→ What the exercise asks
However many lines the data holds, transcribe them all exactly.

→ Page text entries
Content starts

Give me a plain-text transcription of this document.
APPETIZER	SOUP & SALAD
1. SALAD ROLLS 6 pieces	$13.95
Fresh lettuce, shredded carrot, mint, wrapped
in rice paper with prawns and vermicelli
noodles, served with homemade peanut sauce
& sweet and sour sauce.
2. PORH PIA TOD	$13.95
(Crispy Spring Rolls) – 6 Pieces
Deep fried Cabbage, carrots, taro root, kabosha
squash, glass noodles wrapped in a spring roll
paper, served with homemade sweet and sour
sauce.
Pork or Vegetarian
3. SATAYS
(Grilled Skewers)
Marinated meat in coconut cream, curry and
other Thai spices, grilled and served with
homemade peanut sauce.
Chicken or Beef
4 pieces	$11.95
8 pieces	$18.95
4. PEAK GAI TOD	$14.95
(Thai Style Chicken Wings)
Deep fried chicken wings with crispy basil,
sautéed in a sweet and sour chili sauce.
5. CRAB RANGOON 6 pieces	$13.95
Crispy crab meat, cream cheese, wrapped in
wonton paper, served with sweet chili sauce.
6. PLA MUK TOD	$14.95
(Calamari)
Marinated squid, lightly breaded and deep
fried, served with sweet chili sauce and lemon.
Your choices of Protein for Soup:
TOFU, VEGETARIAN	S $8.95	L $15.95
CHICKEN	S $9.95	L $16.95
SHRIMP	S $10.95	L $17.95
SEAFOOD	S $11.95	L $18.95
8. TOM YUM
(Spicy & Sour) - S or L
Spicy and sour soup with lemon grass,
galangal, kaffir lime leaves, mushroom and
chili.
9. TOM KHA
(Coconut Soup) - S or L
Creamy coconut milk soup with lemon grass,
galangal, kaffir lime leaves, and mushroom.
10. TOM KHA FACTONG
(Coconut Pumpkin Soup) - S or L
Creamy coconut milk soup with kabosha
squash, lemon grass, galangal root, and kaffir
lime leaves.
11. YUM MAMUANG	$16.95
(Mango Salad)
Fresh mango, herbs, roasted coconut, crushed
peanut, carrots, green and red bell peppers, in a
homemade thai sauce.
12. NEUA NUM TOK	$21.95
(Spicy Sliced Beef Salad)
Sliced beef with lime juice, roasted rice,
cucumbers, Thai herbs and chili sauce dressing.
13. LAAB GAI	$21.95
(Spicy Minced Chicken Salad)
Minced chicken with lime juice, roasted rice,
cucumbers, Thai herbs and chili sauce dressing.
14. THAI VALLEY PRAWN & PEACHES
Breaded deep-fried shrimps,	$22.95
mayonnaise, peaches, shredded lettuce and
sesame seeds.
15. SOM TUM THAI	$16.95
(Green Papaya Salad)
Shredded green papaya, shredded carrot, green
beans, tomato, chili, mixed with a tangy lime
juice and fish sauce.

Content ends

→ Output below
Give me a plain-text transcription of this document.
APPETIZER	SOUP & SALAD
1. SALAD ROLLS 6 pieces	$13.95
Fresh lettuce, shredded carrot, mint, wrapped
in rice paper with prawns and vermicelli
noodles, served with homemade peanut sauce
& sweet and sour sauce.
2. PORH PIA TOD	$13.95
(Crispy Spring Rolls) – 6 Pieces
Deep fried Cabbage, carrots, taro root, kabosha
squash, glass noodles wrapped in a spring roll
paper, served with homemade sweet and sour
sauce.
Pork or Vegetarian
3. SATAYS
(Grilled Skewers)
Marinated meat in coconut cream, curry and
other Thai spices, grilled and served with
homemade peanut sauce.
Chicken or Beef
4 pieces	$11.95
8 pieces	$18.95
4. PEAK GAI TOD	$14.95
(Thai Style Chicken Wings)
Deep fried chicken wings with crispy basil,
sautéed in a sweet and sour chili sauce.
5. CRAB RANGOON 6 pieces	$13.95
Crispy crab meat, cream cheese, wrapped in
wonton paper, served with sweet chili sauce.
6. PLA MUK TOD	$14.95
(Calamari)
Marinated squid, lightly breaded and deep
fried, served with sweet chili sauce and lemon.
Your choices of Protein for Soup:
TOFU, VEGETARIAN	S $8.95	L $15.95
CHICKEN	S $9.95	L $16.95
SHRIMP	S $10.95	L $17.95
SEAFOOD	S $11.95	L $18.95
8. TOM YUM
(Spicy & Sour) - S or L
Spicy and sour soup with lemon grass,
galangal, kaffir lime leaves, mushroom and
chili.
9. TOM KHA
(Coconut Soup) - S or L
Creamy coconut milk soup with lemon grass,
galangal, kaffir lime leaves, and mushroom.
10. TOM KHA FACTONG
(Coconut Pumpkin Soup) - S or L
Creamy coconut milk soup with kabosha
squash, lemon grass, galangal root, and kaffir
lime leaves.
11. YUM MAMUANG	$16.95
(Mango Salad)
Fresh mango, herbs, roasted coconut, crushed
peanut, carrots, green and red bell peppers, in a
homemade thai sauce.
12. NEUA NUM TOK	$21.95
(Spicy Sliced Beef Salad)
Sliced beef with lime juice, roasted rice,
cucumbers, Thai herbs and chili sauce dressing.
13. LAAB GAI	$21.95
(Spicy Minced Chicken Salad)
Minced chicken with lime juice, roasted rice,
cucumbers, Thai herbs and chili sauce dressing.
14. THAI VALLEY PRAWN & PEACHES
Breaded deep-fried shrimps,	$22.95
mayonnaise, peaches, shredded lettuce and
sesame seeds.
15. SOM TUM THAI	$16.95
(Green Papaya Salad)
Shredded green papaya, shredded carrot, green
beans, tomato, chili, mixed with a tangy lime
juice and fish sauce.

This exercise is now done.